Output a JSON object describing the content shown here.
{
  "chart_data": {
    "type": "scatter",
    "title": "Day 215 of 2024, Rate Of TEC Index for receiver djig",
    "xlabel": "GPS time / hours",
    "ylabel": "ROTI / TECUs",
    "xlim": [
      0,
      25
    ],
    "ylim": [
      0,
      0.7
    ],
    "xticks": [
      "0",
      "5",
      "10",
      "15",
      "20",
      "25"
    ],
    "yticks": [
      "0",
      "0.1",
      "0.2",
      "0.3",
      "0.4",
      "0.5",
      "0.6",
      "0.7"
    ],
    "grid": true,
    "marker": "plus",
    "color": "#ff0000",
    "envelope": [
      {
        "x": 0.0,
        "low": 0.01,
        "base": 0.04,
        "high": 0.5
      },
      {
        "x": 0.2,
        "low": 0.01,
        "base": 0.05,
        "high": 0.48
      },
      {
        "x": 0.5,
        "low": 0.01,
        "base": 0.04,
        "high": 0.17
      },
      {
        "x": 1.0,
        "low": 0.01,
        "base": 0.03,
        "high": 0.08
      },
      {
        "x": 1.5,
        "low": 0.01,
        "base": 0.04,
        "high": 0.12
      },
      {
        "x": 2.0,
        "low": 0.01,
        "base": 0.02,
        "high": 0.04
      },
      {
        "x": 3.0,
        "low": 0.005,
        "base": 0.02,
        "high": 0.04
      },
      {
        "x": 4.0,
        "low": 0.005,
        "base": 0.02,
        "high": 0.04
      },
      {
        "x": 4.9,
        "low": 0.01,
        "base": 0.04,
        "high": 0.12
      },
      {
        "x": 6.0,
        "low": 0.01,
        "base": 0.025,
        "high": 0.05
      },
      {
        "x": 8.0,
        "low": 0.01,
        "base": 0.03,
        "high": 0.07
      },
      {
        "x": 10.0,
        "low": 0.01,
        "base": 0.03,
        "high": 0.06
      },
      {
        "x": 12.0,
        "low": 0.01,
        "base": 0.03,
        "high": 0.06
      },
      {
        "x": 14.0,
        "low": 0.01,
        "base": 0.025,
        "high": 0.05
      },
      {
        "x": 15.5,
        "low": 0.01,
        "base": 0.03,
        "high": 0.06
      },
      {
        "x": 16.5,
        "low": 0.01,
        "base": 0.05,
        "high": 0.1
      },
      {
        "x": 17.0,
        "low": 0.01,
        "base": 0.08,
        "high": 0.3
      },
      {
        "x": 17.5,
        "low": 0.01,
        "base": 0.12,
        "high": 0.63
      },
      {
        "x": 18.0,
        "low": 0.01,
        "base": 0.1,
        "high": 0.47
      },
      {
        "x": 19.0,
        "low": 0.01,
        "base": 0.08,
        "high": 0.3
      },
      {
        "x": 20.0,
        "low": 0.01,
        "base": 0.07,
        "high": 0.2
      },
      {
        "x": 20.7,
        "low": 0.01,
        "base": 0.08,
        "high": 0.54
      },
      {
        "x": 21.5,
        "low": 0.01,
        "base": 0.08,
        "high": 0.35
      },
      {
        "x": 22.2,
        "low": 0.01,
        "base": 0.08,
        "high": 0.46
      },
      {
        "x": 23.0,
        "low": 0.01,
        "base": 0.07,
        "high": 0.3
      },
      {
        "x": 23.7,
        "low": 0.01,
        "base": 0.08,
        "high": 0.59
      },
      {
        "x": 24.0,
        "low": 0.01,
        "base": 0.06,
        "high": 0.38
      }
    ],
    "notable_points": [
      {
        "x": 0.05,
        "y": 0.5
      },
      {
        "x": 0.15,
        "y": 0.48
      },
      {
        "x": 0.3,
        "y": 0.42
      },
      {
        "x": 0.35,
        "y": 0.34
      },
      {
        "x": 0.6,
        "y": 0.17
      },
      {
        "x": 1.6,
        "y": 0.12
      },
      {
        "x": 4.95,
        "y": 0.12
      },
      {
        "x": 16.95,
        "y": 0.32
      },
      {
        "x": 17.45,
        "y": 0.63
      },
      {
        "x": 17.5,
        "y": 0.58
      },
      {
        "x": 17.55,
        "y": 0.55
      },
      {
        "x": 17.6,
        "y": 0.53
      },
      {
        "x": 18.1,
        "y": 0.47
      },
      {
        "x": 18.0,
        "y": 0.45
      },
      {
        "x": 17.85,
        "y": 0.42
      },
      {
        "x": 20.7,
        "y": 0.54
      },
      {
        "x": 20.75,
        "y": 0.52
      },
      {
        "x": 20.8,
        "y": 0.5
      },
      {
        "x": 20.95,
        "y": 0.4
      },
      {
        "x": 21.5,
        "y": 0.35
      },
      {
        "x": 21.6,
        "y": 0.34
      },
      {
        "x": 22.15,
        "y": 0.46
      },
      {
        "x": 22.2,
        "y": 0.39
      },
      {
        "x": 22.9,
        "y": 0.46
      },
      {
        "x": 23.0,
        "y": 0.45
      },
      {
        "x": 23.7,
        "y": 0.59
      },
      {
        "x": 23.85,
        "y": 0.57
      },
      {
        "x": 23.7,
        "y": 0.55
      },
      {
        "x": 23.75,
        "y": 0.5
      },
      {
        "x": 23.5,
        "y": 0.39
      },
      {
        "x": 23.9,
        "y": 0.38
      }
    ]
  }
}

===============

Restate each record exactly as written.

Right answer:
Output a JSON object describing the content shown here.
{
  "chart_data": {
    "type": "scatter",
    "title": "Day 215 of 2024, Rate Of TEC Index for receiver djig",
    "xlabel": "GPS time / hours",
    "ylabel": "ROTI / TECUs",
    "xlim": [
      0,
      25
    ],
    "ylim": [
      0,
      0.7
    ],
    "xticks": [
      "0",
      "5",
      "10",
      "15",
      "20",
      "25"
    ],
    "yticks": [
      "0",
      "0.1",
      "0.2",
      "0.3",
      "0.4",
      "0.5",
      "0.6",
      "0.7"
    ],
    "grid": true,
    "marker": "plus",
    "color": "#ff0000",
    "envelope": [
      {
        "x": 0.0,
        "low": 0.01,
        "base": 0.04,
        "high": 0.5
      },
      {
        "x": 0.2,
        "low": 0.01,
        "base": 0.05,
        "high": 0.48
      },
      {
        "x": 0.5,
        "low": 0.01,
        "base": 0.04,
        "high": 0.17
      },
      {
        "x": 1.0,
        "low": 0.01,
        "base": 0.03,
        "high": 0.08
      },
      {
        "x": 1.5,
        "low": 0.01,
        "base": 0.04,
        "high": 0.12
      },
      {
        "x": 2.0,
        "low": 0.01,
        "base": 0.02,
        "high": 0.04
      },
      {
        "x": 3.0,
        "low": 0.005,
        "base": 0.02,
        "high": 0.04
      },
      {
        "x": 4.0,
        "low": 0.005,
        "base": 0.02,
        "high": 0.04
      },
      {
        "x": 4.9,
        "low": 0.01,
        "base": 0.04,
        "high": 0.12
      },
      {
        "x": 6.0,
        "low": 0.01,
        "base": 0.025,
        "high": 0.05
      },
      {
        "x": 8.0,
        "low": 0.01,
        "base": 0.03,
        "high": 0.07
      },
      {
        "x": 10.0,
        "low": 0.01,
        "base": 0.03,
        "high": 0.06
      },
      {
        "x": 12.0,
        "low": 0.01,
        "base": 0.03,
        "high": 0.06
      },
      {
        "x": 14.0,
        "low": 0.01,
        "base": 0.025,
        "high": 0.05
      },
      {
        "x": 15.5,
        "low": 0.01,
        "base": 0.03,
        "high": 0.06
      },
      {
        "x": 16.5,
        "low": 0.01,
        "base": 0.05,
        "high": 0.1
      },
      {
        "x": 17.0,
        "low": 0.01,
        "base": 0.08,
        "high": 0.3
      },
      {
        "x": 17.5,
        "low": 0.01,
        "base": 0.12,
        "high": 0.63
      },
      {
        "x": 18.0,
        "low": 0.01,
        "base": 0.1,
        "high": 0.47
      },
      {
        "x": 19.0,
        "low": 0.01,
        "base": 0.08,
        "high": 0.3
      },
      {
        "x": 20.0,
        "low": 0.01,
        "base": 0.07,
        "high": 0.2
      },
      {
        "x": 20.7,
        "low": 0.01,
        "base": 0.08,
        "high": 0.54
      },
      {
        "x": 21.5,
        "low": 0.01,
        "base": 0.08,
        "high": 0.35
      },
      {
        "x": 22.2,
        "low": 0.01,
        "base": 0.08,
        "high": 0.46
      },
      {
        "x": 23.0,
        "low": 0.01,
        "base": 0.07,
        "high": 0.3
      },
      {
        "x": 23.7,
        "low": 0.01,
        "base": 0.08,
        "high": 0.59
      },
      {
        "x": 24.0,
        "low": 0.01,
        "base": 0.06,
        "high": 0.38
      }
    ],
    "notable_points": [
      {
        "x": 0.05,
        "y": 0.5
      },
      {
        "x": 0.15,
        "y": 0.48
      },
      {
        "x": 0.3,
        "y": 0.42
      },
      {
        "x": 0.35,
        "y": 0.34
      },
      {
        "x": 0.6,
        "y": 0.17
      },
      {
        "x": 1.6,
        "y": 0.12
      },
      {
        "x": 4.95,
        "y": 0.12
      },
      {
        "x": 16.95,
        "y": 0.32
      },
      {
        "x": 17.45,
        "y": 0.63
      },
      {
        "x": 17.5,
        "y": 0.58
      },
      {
        "x": 17.55,
        "y": 0.55
      },
      {
        "x": 17.6,
        "y": 0.53
      },
      {
        "x": 18.1,
        "y": 0.47
      },
      {
        "x": 18.0,
        "y": 0.45
      },
      {
        "x": 17.85,
        "y": 0.42
      },
      {
        "x": 20.7,
        "y": 0.54
      },
      {
        "x": 20.75,
        "y": 0.52
      },
      {
        "x": 20.8,
        "y": 0.5
      },
      {
        "x": 20.95,
        "y": 0.4
      },
      {
        "x": 21.5,
        "y": 0.35
      },
      {
        "x": 21.6,
        "y": 0.34
      },
      {
        "x": 22.15,
        "y": 0.46
      },
      {
        "x": 22.2,
        "y": 0.39
      },
      {
        "x": 22.9,
        "y": 0.46
      },
      {
        "x": 23.0,
        "y": 0.45
      },
      {
        "x": 23.7,
        "y": 0.59
      },
      {
        "x": 23.85,
        "y": 0.57
      },
      {
        "x": 23.7,
        "y": 0.55
      },
      {
        "x": 23.75,
        "y": 0.5
      },
      {
        "x": 23.5,
        "y": 0.39
      },
      {
        "x": 23.9,
        "y": 0.38
      }
    ]
  }
}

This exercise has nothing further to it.